Filter the records for lines holding the string "zdravlja".

# # # # # # #

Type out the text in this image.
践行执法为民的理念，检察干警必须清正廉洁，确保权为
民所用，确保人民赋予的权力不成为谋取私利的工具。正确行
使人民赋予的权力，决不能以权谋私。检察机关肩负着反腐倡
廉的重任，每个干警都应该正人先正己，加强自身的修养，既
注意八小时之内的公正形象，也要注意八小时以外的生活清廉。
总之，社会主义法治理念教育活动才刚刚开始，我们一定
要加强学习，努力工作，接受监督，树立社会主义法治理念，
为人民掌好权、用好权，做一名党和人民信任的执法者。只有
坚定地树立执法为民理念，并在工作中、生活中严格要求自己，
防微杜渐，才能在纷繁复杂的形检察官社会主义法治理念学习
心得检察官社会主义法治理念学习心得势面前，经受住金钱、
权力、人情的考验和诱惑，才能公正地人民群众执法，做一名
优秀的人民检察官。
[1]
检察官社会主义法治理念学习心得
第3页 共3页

# # # # # # #

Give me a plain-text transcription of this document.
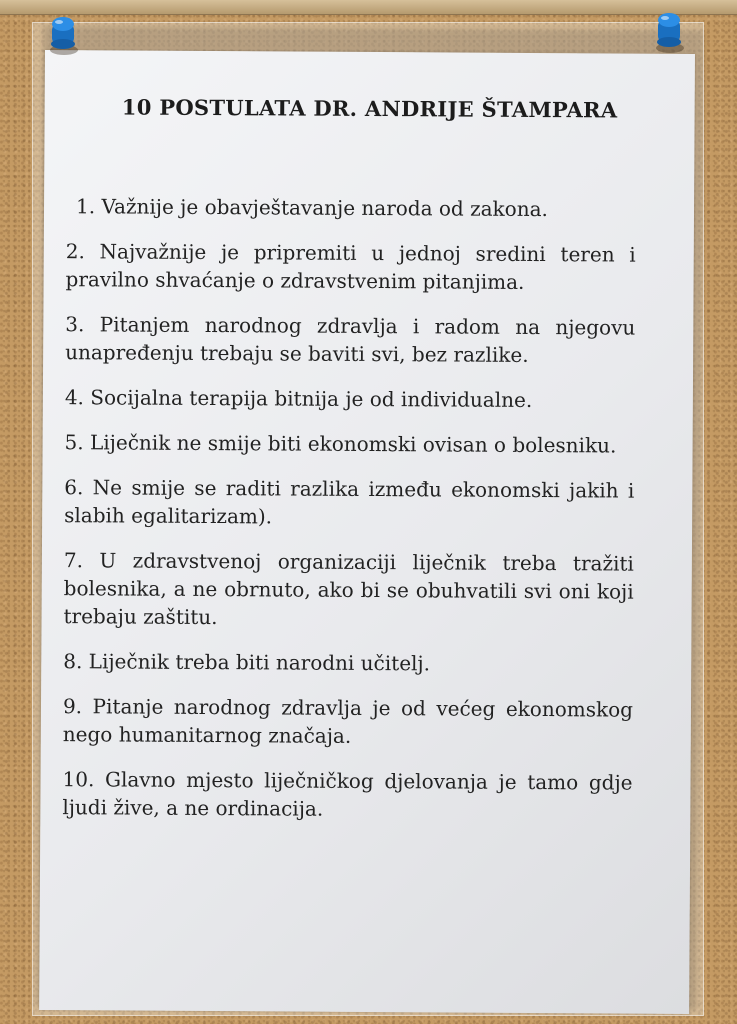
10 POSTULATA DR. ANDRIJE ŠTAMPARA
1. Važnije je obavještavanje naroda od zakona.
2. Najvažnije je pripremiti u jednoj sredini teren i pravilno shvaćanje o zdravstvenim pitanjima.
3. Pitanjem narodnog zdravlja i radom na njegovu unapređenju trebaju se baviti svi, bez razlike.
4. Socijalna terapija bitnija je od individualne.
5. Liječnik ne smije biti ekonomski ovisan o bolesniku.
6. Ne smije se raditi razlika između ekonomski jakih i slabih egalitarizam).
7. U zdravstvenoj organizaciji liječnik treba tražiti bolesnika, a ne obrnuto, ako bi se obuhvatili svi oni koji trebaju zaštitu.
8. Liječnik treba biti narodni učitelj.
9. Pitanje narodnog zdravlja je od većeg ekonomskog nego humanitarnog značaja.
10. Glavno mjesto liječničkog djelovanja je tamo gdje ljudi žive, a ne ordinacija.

# # # # # # #

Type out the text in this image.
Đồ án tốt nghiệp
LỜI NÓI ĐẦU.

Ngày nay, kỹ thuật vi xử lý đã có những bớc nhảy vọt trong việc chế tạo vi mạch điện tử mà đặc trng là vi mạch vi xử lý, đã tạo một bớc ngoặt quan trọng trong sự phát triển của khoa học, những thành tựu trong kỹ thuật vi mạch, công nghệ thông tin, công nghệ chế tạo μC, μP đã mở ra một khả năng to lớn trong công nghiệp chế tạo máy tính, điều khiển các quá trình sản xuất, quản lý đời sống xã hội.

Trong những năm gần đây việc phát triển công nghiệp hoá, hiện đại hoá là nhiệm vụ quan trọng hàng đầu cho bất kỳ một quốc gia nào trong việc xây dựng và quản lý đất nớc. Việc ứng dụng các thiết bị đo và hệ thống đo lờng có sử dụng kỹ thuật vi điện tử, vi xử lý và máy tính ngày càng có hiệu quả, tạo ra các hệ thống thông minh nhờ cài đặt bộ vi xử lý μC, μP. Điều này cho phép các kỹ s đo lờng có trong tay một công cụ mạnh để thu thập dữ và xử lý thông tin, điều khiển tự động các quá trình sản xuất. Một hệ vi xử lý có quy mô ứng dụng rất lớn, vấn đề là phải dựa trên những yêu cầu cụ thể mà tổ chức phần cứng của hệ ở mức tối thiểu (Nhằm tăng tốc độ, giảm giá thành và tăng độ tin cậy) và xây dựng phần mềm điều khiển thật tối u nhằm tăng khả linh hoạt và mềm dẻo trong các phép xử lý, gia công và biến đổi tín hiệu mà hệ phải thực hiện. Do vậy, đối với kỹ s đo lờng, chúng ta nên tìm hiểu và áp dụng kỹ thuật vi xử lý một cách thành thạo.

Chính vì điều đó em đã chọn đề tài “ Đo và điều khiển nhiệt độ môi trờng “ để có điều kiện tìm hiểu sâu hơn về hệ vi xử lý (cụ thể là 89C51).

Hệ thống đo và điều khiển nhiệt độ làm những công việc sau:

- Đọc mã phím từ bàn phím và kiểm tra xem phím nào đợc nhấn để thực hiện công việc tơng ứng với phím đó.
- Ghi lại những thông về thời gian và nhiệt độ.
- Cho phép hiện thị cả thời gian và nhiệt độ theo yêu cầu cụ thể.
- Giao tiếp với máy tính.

# # # # # # #

_Solution to this problem_:
3. Pitanjem narodnog zdravlja i radom na njegovu unapređenju trebaju se baviti svi, bez razlike.
9. Pitanje narodnog zdravlja je od većeg ekonomskog nego humanitarnog značaja.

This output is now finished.